Your assignment: Your answer should consist of the lines in the data below that contain "Risposta".

Data section:
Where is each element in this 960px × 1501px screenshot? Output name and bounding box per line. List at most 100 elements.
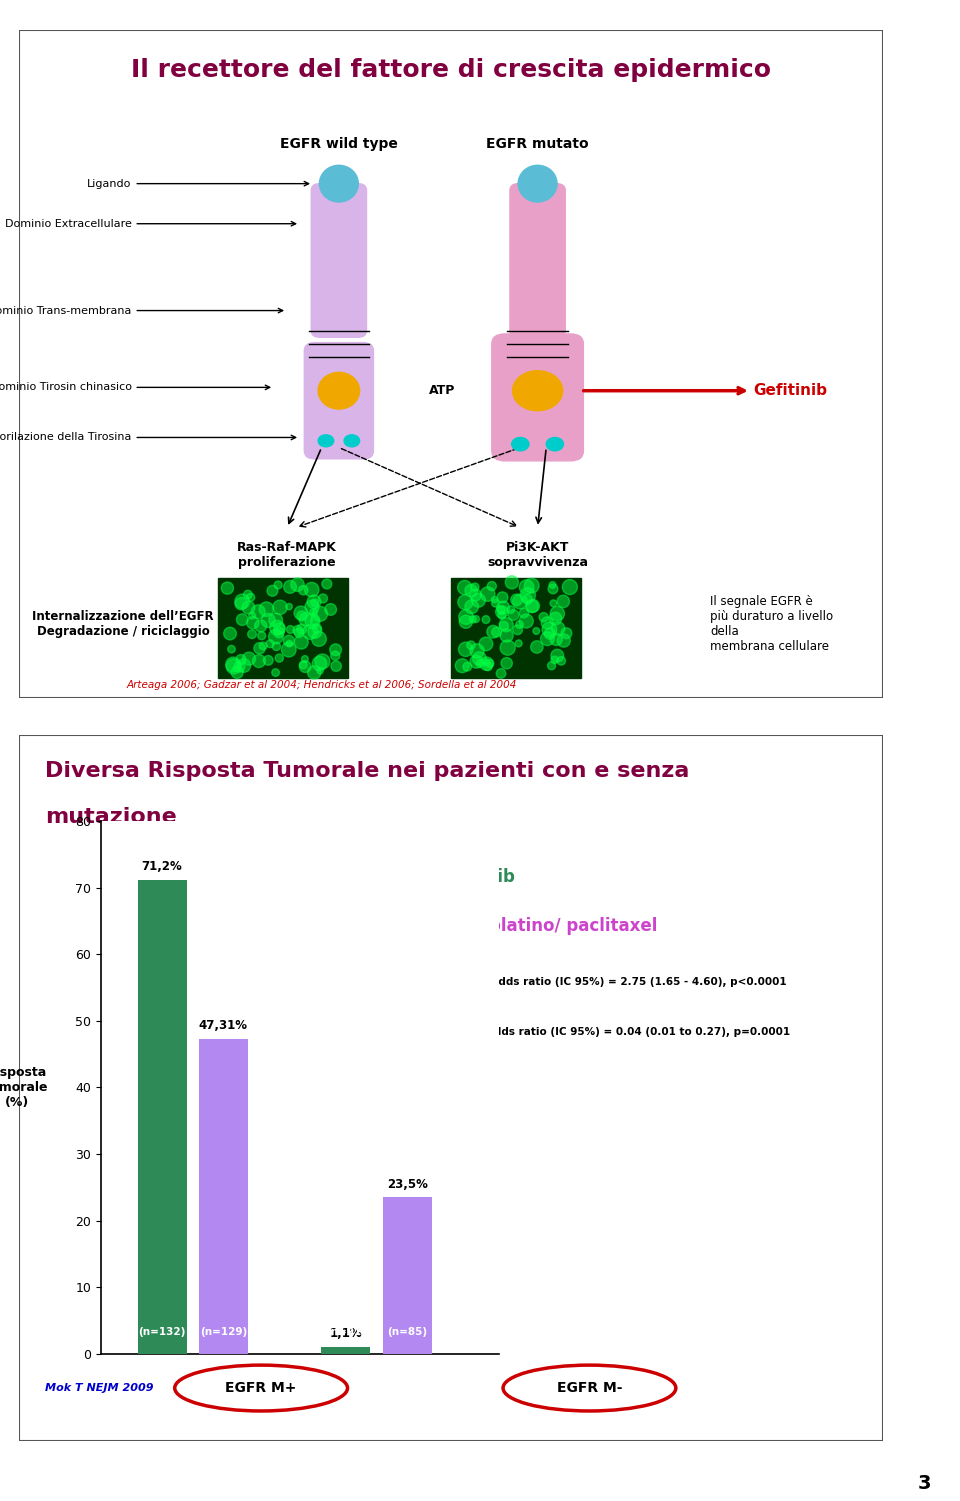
Point [281, 632, 297, 656]
Point [479, 650, 494, 674]
Point [306, 590, 322, 614]
Point [258, 597, 274, 621]
Point [503, 597, 518, 621]
Point [488, 591, 503, 615]
Point [252, 636, 267, 660]
Point [311, 627, 326, 651]
Text: (n=132): (n=132) [138, 1327, 186, 1337]
Ellipse shape [518, 165, 557, 203]
Point [272, 617, 287, 641]
Point [493, 599, 509, 623]
Point [229, 660, 245, 684]
Point [312, 651, 327, 675]
Point [460, 654, 475, 678]
Text: 71,2%: 71,2% [142, 860, 182, 874]
Text: (n=91): (n=91) [326, 1327, 366, 1337]
Point [254, 624, 270, 648]
Point [464, 594, 479, 618]
Point [512, 612, 527, 636]
Point [478, 632, 493, 656]
Point [226, 654, 241, 678]
Text: Carboplatino/ paclitaxel: Carboplatino/ paclitaxel [434, 917, 658, 935]
Point [245, 623, 260, 647]
Point [496, 614, 512, 638]
Text: Arteaga 2006; Gadzar et al 2004; Hendricks et al 2006; Sordella et al 2004: Arteaga 2006; Gadzar et al 2004; Hendric… [127, 680, 516, 690]
Text: Internalizzazione dell’EGFR
Degradazione / riciclaggio: Internalizzazione dell’EGFR Degradazione… [32, 611, 214, 638]
Ellipse shape [503, 1364, 676, 1411]
Text: 3: 3 [918, 1474, 931, 1493]
FancyBboxPatch shape [311, 183, 367, 338]
Ellipse shape [344, 435, 360, 447]
Point [554, 648, 569, 672]
Text: Dominio Tirosin chinasico: Dominio Tirosin chinasico [0, 383, 270, 392]
Text: Diversa Risposta Tumorale nei pazienti con e senza: Diversa Risposta Tumorale nei pazienti c… [45, 761, 689, 781]
Point [226, 653, 241, 677]
Point [282, 575, 298, 599]
Point [304, 578, 320, 602]
Point [493, 662, 509, 686]
Text: Ligando: Ligando [87, 179, 308, 189]
Ellipse shape [318, 372, 360, 410]
Bar [451, 578, 581, 678]
Point [296, 653, 311, 677]
Text: Ras-Raf-MAPK
proliferazione: Ras-Raf-MAPK proliferazione [237, 540, 337, 569]
Text: EGFR M+ odds ratio (IC 95%) = 2.75 (1.65 - 4.60), p<0.0001: EGFR M+ odds ratio (IC 95%) = 2.75 (1.65… [434, 977, 786, 988]
Text: EGFR M- odds ratio (IC 95%) = 0.04 (0.01 to 0.27), p=0.0001: EGFR M- odds ratio (IC 95%) = 0.04 (0.01… [434, 1027, 790, 1037]
Point [294, 603, 309, 627]
Point [544, 654, 560, 678]
FancyBboxPatch shape [19, 30, 883, 698]
Point [305, 609, 321, 633]
Point [563, 575, 578, 599]
Text: 47,31%: 47,31% [199, 1019, 248, 1033]
Point [293, 600, 308, 624]
Text: Pi3K-AKT
sopravvivenza: Pi3K-AKT sopravvivenza [487, 540, 588, 569]
Point [262, 632, 277, 656]
Point [541, 617, 557, 641]
Point [269, 635, 284, 659]
Point [468, 582, 483, 606]
Point [265, 579, 280, 603]
Point [550, 617, 565, 641]
Point [519, 575, 535, 599]
Point [299, 608, 314, 632]
FancyBboxPatch shape [304, 342, 373, 459]
Bar [218, 578, 348, 678]
Point [223, 621, 238, 645]
Text: Fosforilazione della Tirosina: Fosforilazione della Tirosina [0, 432, 296, 443]
Point [509, 588, 524, 612]
Point [540, 627, 555, 651]
Point [291, 621, 306, 645]
Text: EGFR mutato: EGFR mutato [487, 137, 588, 150]
Point [480, 654, 495, 678]
Point [529, 635, 544, 659]
Text: 23,5%: 23,5% [387, 1178, 428, 1190]
Point [255, 633, 271, 657]
Point [484, 573, 499, 597]
Point [464, 633, 479, 657]
Point [542, 621, 558, 645]
Bar [383, 1198, 432, 1354]
Text: Dominio Trans-membrana: Dominio Trans-membrana [0, 306, 282, 315]
Text: Dominio Extracellulare: Dominio Extracellulare [5, 219, 296, 228]
Point [454, 654, 469, 678]
Point [260, 608, 276, 632]
Text: Gefitinib: Gefitinib [434, 868, 515, 886]
Point [478, 608, 493, 632]
Bar [199, 1039, 248, 1354]
Point [281, 638, 297, 662]
Point [281, 594, 297, 618]
Point [494, 585, 510, 609]
Point [499, 651, 515, 675]
Point [464, 578, 479, 602]
Point [302, 620, 318, 644]
Point [471, 647, 487, 671]
Point [495, 596, 511, 620]
Point [315, 650, 330, 674]
Y-axis label: Risposta
tumorale
(%): Risposta tumorale (%) [0, 1066, 49, 1109]
Point [525, 594, 540, 618]
Point [328, 638, 344, 662]
Ellipse shape [546, 437, 564, 450]
Point [548, 627, 564, 651]
Point [556, 590, 571, 614]
Ellipse shape [318, 435, 334, 447]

Answer space:
Text: Diversa Risposta Tumorale nei pazienti con e senza: Diversa Risposta Tumorale nei pazienti c… [45, 761, 689, 781]
Y-axis label: Risposta
(%): Risposta tumorale (%) [0, 1066, 49, 1109]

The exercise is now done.